Instructions to follow: Repeat every record below exactly, omitting any pictures.

↓

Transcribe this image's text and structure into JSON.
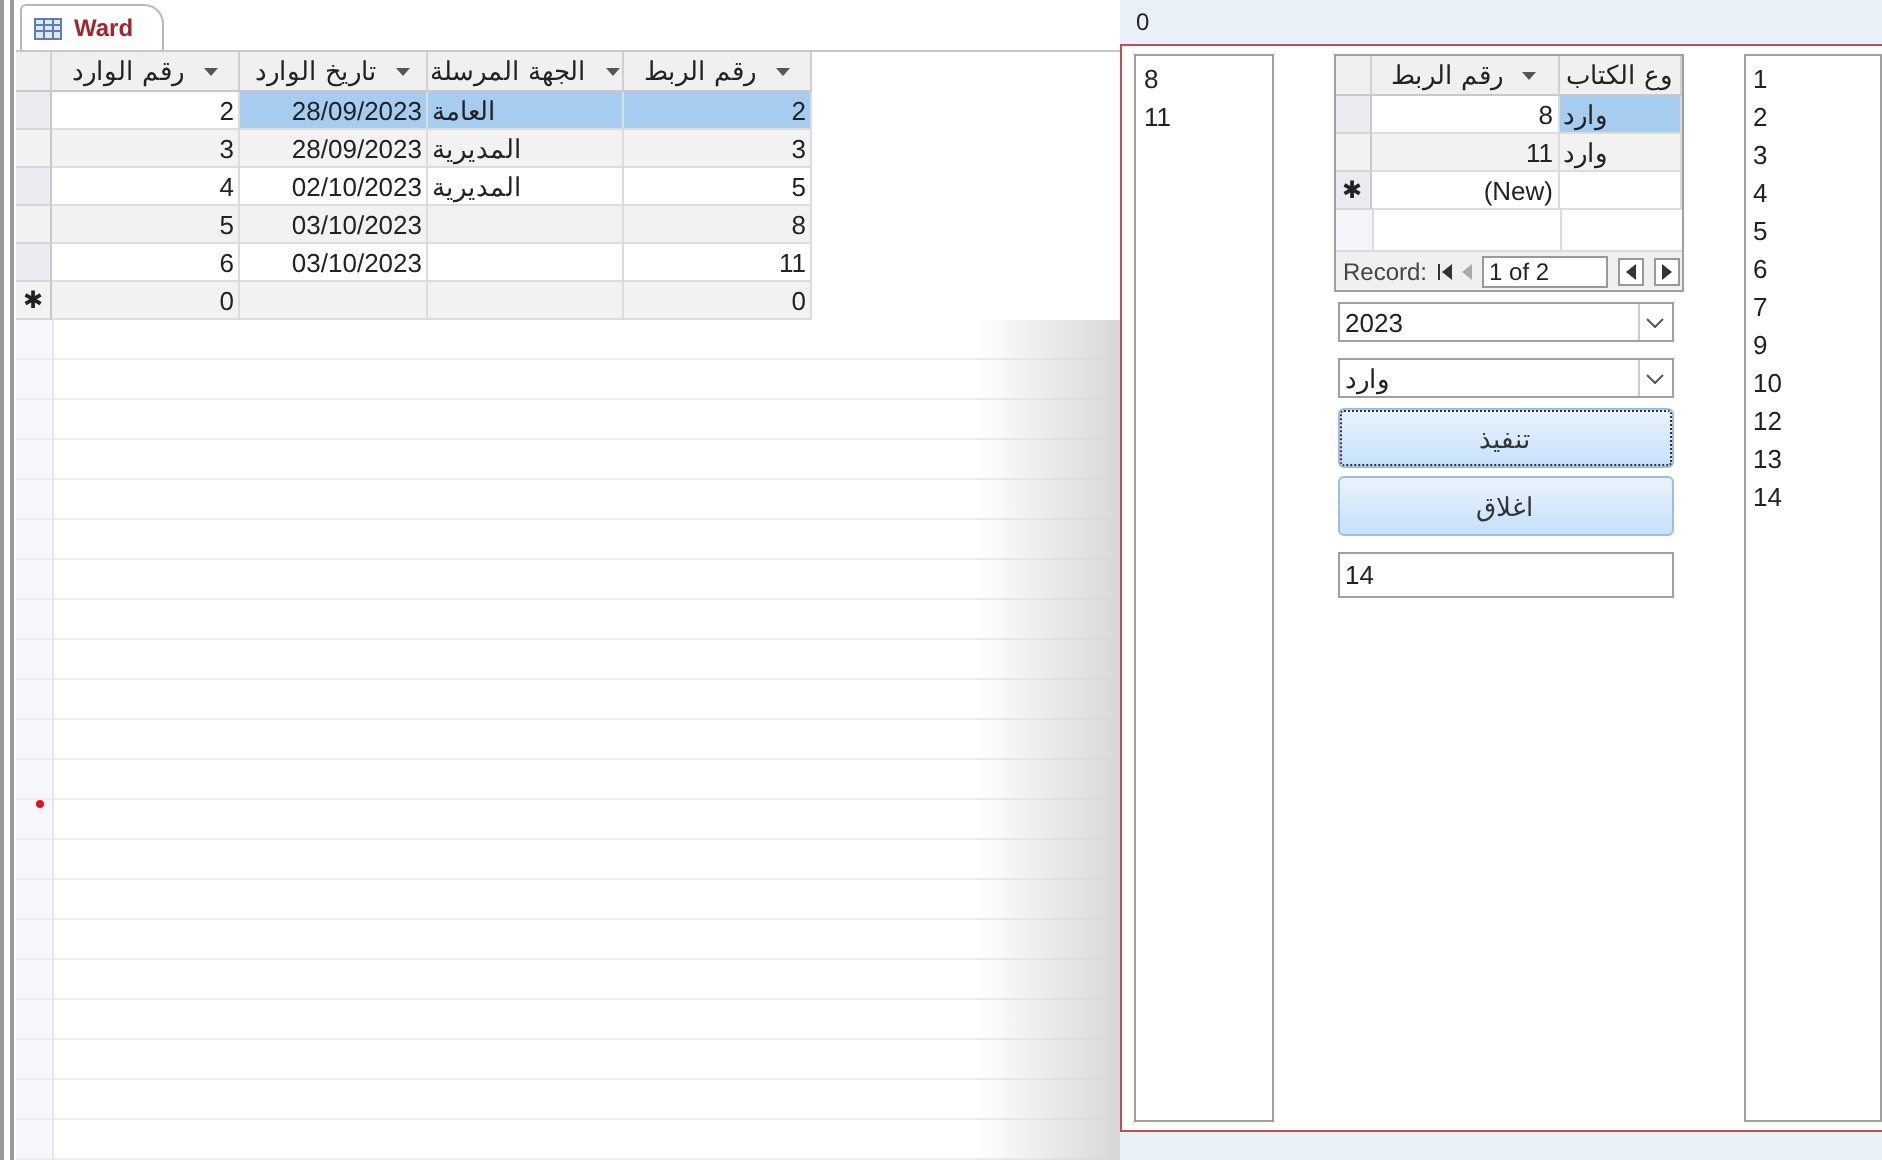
{
  "datasheet": {
    "tab": {
      "label": "Ward",
      "selected": true
    },
    "columns": [
      "رقم الربط",
      "الجهة المرسلة",
      "تاريخ الوارد",
      "رقم الوارد"
    ],
    "rows": [
      {
        "cells": [
          "2",
          "العامة",
          "28/09/2023",
          "2"
        ],
        "selected": true
      },
      {
        "cells": [
          "3",
          "المديرية",
          "28/09/2023",
          "3"
        ],
        "selected": false
      },
      {
        "cells": [
          "5",
          "المديرية",
          "02/10/2023",
          "4"
        ],
        "selected": false
      },
      {
        "cells": [
          "8",
          null,
          "03/10/2023",
          "5"
        ],
        "selected": false
      },
      {
        "cells": [
          "11",
          null,
          "03/10/2023",
          "6"
        ],
        "selected": false
      },
      {
        "selector": "✱",
        "cells": [
          "0",
          null,
          null,
          "0"
        ],
        "selected": false
      }
    ]
  },
  "form": {
    "header_value": "0",
    "left_list": [
      "8",
      "11"
    ],
    "subform": {
      "columns": [
        "وع الكتاب",
        "رقم الربط"
      ],
      "rows": [
        {
          "cells": [
            "وارد",
            "8"
          ],
          "selected": true
        },
        {
          "cells": [
            "وارد",
            "11"
          ],
          "selected": false
        },
        {
          "selector": "✱",
          "cells": [
            null,
            "(New)"
          ],
          "selected": false
        }
      ],
      "navigator": {
        "label": "Record:",
        "position": "1 of 2"
      }
    },
    "year_combo": {
      "value": "2023"
    },
    "type_combo": {
      "value": "وارد"
    },
    "buttons": [
      {
        "label": "تنفيذ",
        "focused": true
      },
      {
        "label": "اغلاق",
        "focused": false
      }
    ],
    "count_field": {
      "value": "14"
    },
    "right_list": [
      "1",
      "2",
      "3",
      "4",
      "5",
      "6",
      "7",
      "9",
      "10",
      "12",
      "13",
      "14"
    ]
  }
}
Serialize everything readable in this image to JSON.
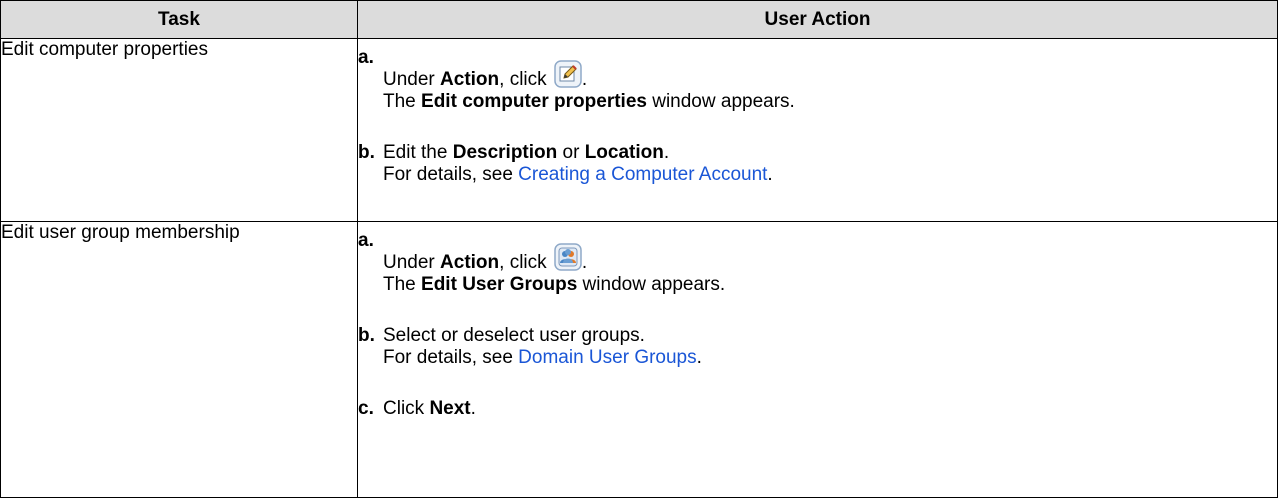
{
  "table": {
    "headers": {
      "task": "Task",
      "user_action": "User Action"
    },
    "rows": [
      {
        "task": "Edit computer properties",
        "steps": {
          "a": {
            "marker": "a.",
            "line1_pre": "Under ",
            "line1_bold": "Action",
            "line1_post": ", click",
            "line1_end": ".",
            "line2_pre": "The ",
            "line2_bold": "Edit computer properties",
            "line2_post": " window appears.",
            "icon": "edit-pencil-icon"
          },
          "b": {
            "marker": "b.",
            "line1_pre": "Edit the ",
            "line1_bold1": "Description",
            "line1_mid": " or ",
            "line1_bold2": "Location",
            "line1_end": ".",
            "line2_pre": "For details, see ",
            "line2_link": "Creating a Computer Account",
            "line2_end": "."
          }
        }
      },
      {
        "task": "Edit user group membership",
        "steps": {
          "a": {
            "marker": "a.",
            "line1_pre": "Under ",
            "line1_bold": "Action",
            "line1_post": ", click",
            "line1_end": ".",
            "line2_pre": "The ",
            "line2_bold": "Edit User Groups",
            "line2_post": " window appears.",
            "icon": "user-groups-icon"
          },
          "b": {
            "marker": "b.",
            "line1": "Select or deselect user groups.",
            "line2_pre": "For details, see ",
            "line2_link": "Domain User Groups",
            "line2_end": "."
          },
          "c": {
            "marker": "c.",
            "line1_pre": "Click ",
            "line1_bold": "Next",
            "line1_end": "."
          }
        }
      }
    ]
  },
  "colors": {
    "header_bg": "#dcdcdc",
    "border": "#000000",
    "link": "#1a56d6",
    "icon_frame": "#8fa9c8",
    "icon_bg": "#eef3f9"
  }
}
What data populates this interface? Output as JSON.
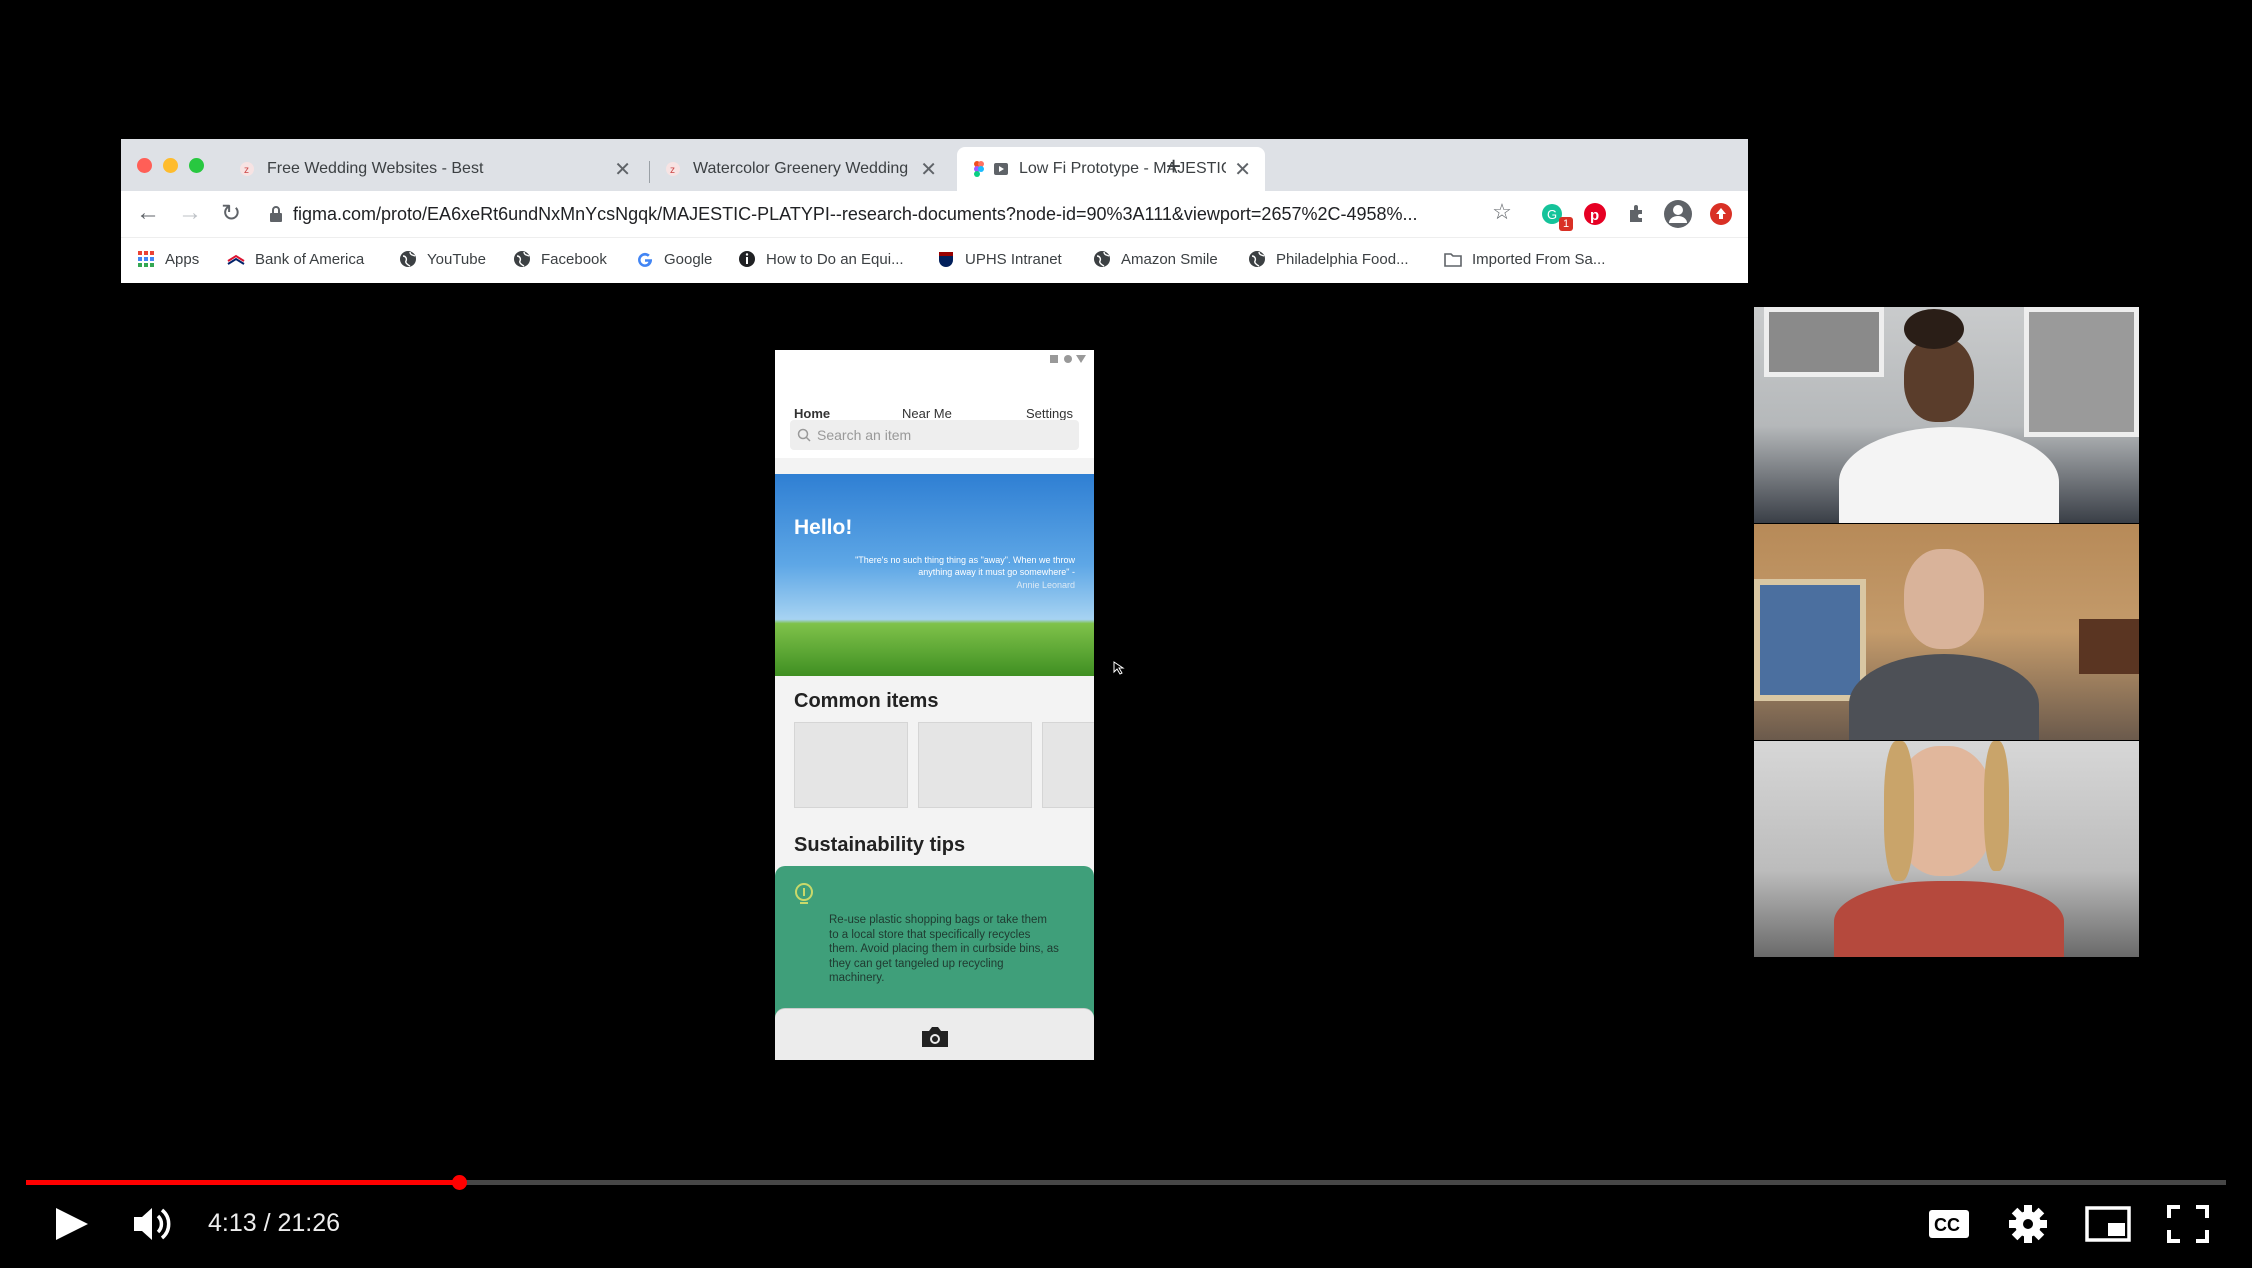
{
  "browser": {
    "tabs": [
      {
        "title": "Free Wedding Websites - Best",
        "active": false
      },
      {
        "title": "Watercolor Greenery Wedding",
        "active": false
      },
      {
        "title": "Low Fi Prototype - MAJESTIC",
        "active": true
      }
    ],
    "url": "figma.com/proto/EA6xeRt6undNxMnYcsNgqk/MAJESTIC-PLATYPI--research-documents?node-id=90%3A111&viewport=2657%2C-4958%...",
    "extension_badge": "1",
    "bookmarks": [
      {
        "label": "Apps",
        "icon": "apps-grid-icon"
      },
      {
        "label": "Bank of America",
        "icon": "bank-of-america-icon"
      },
      {
        "label": "YouTube",
        "icon": "globe-icon"
      },
      {
        "label": "Facebook",
        "icon": "globe-icon"
      },
      {
        "label": "Google",
        "icon": "google-icon"
      },
      {
        "label": "How to Do an Equi...",
        "icon": "info-icon"
      },
      {
        "label": "UPHS Intranet",
        "icon": "penn-icon"
      },
      {
        "label": "Amazon Smile",
        "icon": "globe-icon"
      },
      {
        "label": "Philadelphia Food...",
        "icon": "globe-icon"
      },
      {
        "label": "Imported From Sa...",
        "icon": "folder-icon"
      }
    ]
  },
  "prototype": {
    "nav": {
      "home": "Home",
      "near_me": "Near Me",
      "settings": "Settings"
    },
    "search_placeholder": "Search an item",
    "hero": {
      "greeting": "Hello!",
      "quote": "\"There's no such thing thing as \"away\". When we throw anything away it must go somewhere\" -",
      "author": "Annie Leonard"
    },
    "common_items_heading": "Common items",
    "tips_heading": "Sustainability tips",
    "tip_text": "Re-use plastic shopping bags or take them to a local store that specifically recycles them. Avoid placing them in curbside bins, as they can get tangeled up recycling machinery."
  },
  "player": {
    "time": "4:13 / 21:26",
    "progress": 0.197,
    "accent_color": "#ff0000"
  }
}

↑

Solution to the problem:
Transcribe this image's text and structure into JSON.
{
  "datasheet": {
    "tab": {
      "label": "Ward",
      "selected": true
    },
    "columns": [
      "رقم الربط",
      "الجهة المرسلة",
      "تاريخ الوارد",
      "رقم الوارد"
    ],
    "rows": [
      {
        "cells": [
          "2",
          "العامة",
          "28/09/2023",
          "2"
        ],
        "selected": true
      },
      {
        "cells": [
          "3",
          "المديرية",
          "28/09/2023",
          "3"
        ],
        "selected": false
      },
      {
        "cells": [
          "5",
          "المديرية",
          "02/10/2023",
          "4"
        ],
        "selected": false
      },
      {
        "cells": [
          "8",
          null,
          "03/10/2023",
          "5"
        ],
        "selected": false
      },
      {
        "cells": [
          "11",
          null,
          "03/10/2023",
          "6"
        ],
        "selected": false
      },
      {
        "selector": "✱",
        "cells": [
          "0",
          null,
          null,
          "0"
        ],
        "selected": false
      }
    ]
  },
  "form": {
    "header_value": "0",
    "left_list": [
      "8",
      "11"
    ],
    "subform": {
      "columns": [
        "وع الكتاب",
        "رقم الربط"
      ],
      "rows": [
        {
          "cells": [
            "وارد",
            "8"
          ],
          "selected": true
        },
        {
          "cells": [
            "وارد",
            "11"
          ],
          "selected": false
        },
        {
          "selector": "✱",
          "cells": [
            null,
            "(New)"
          ],
          "selected": false
        }
      ],
      "navigator": {
        "label": "Record:",
        "position": "1 of 2"
      }
    },
    "year_combo": {
      "value": "2023"
    },
    "type_combo": {
      "value": "وارد"
    },
    "buttons": [
      {
        "label": "تنفيذ",
        "focused": true
      },
      {
        "label": "اغلاق",
        "focused": false
      }
    ],
    "count_field": {
      "value": "14"
    },
    "right_list": [
      "1",
      "2",
      "3",
      "4",
      "5",
      "6",
      "7",
      "9",
      "10",
      "12",
      "13",
      "14"
    ]
  }
}
Serialize everything readable in this image to JSON.
{
  "table": {
    "headers": {
      "task": "Task",
      "user_action": "User Action"
    },
    "rows": [
      {
        "task": "Edit computer properties",
        "steps": {
          "a": {
            "marker": "a.",
            "line1_pre": "Under ",
            "line1_bold": "Action",
            "line1_post": ", click",
            "line1_end": ".",
            "line2_pre": "The ",
            "line2_bold": "Edit computer properties",
            "line2_post": " window appears.",
            "icon": "edit-pencil-icon"
          },
          "b": {
            "marker": "b.",
            "line1_pre": "Edit the ",
            "line1_bold1": "Description",
            "line1_mid": " or ",
            "line1_bold2": "Location",
            "line1_end": ".",
            "line2_pre": "For details, see ",
            "line2_link": "Creating a Computer Account",
            "line2_end": "."
          }
        }
      },
      {
        "task": "Edit user group membership",
        "steps": {
          "a": {
            "marker": "a.",
            "line1_pre": "Under ",
            "line1_bold": "Action",
            "line1_post": ", click",
            "line1_end": ".",
            "line2_pre": "The ",
            "line2_bold": "Edit User Groups",
            "line2_post": " window appears.",
            "icon": "user-groups-icon"
          },
          "b": {
            "marker": "b.",
            "line1": "Select or deselect user groups.",
            "line2_pre": "For details, see ",
            "line2_link": "Domain User Groups",
            "line2_end": "."
          },
          "c": {
            "marker": "c.",
            "line1_pre": "Click ",
            "line1_bold": "Next",
            "line1_end": "."
          }
        }
      }
    ]
  },
  "colors": {
    "header_bg": "#dcdcdc",
    "border": "#000000",
    "link": "#1a56d6",
    "icon_frame": "#8fa9c8",
    "icon_bg": "#eef3f9"
  }
}
What data populates this interface? Output as JSON.
{
  "browser": {
    "tabs": [
      {
        "title": "Free Wedding Websites - Best",
        "active": false
      },
      {
        "title": "Watercolor Greenery Wedding",
        "active": false
      },
      {
        "title": "Low Fi Prototype - MAJESTIC",
        "active": true
      }
    ],
    "url": "figma.com/proto/EA6xeRt6undNxMnYcsNgqk/MAJESTIC-PLATYPI--research-documents?node-id=90%3A111&viewport=2657%2C-4958%...",
    "extension_badge": "1",
    "bookmarks": [
      {
        "label": "Apps",
        "icon": "apps-grid-icon"
      },
      {
        "label": "Bank of America",
        "icon": "bank-of-america-icon"
      },
      {
        "label": "YouTube",
        "icon": "globe-icon"
      },
      {
        "label": "Facebook",
        "icon": "globe-icon"
      },
      {
        "label": "Google",
        "icon": "google-icon"
      },
      {
        "label": "How to Do an Equi...",
        "icon": "info-icon"
      },
      {
        "label": "UPHS Intranet",
        "icon": "penn-icon"
      },
      {
        "label": "Amazon Smile",
        "icon": "globe-icon"
      },
      {
        "label": "Philadelphia Food...",
        "icon": "globe-icon"
      },
      {
        "label": "Imported From Sa...",
        "icon": "folder-icon"
      }
    ]
  },
  "prototype": {
    "nav": {
      "home": "Home",
      "near_me": "Near Me",
      "settings": "Settings"
    },
    "search_placeholder": "Search an item",
    "hero": {
      "greeting": "Hello!",
      "quote": "\"There's no such thing thing as \"away\". When we throw anything away it must go somewhere\" -",
      "author": "Annie Leonard"
    },
    "common_items_heading": "Common items",
    "tips_heading": "Sustainability tips",
    "tip_text": "Re-use plastic shopping bags or take them to a local store that specifically recycles them. Avoid placing them in curbside bins, as they can get tangeled up recycling machinery."
  },
  "player": {
    "time": "4:13 / 21:26",
    "progress": 0.197,
    "accent_color": "#ff0000"
  }
}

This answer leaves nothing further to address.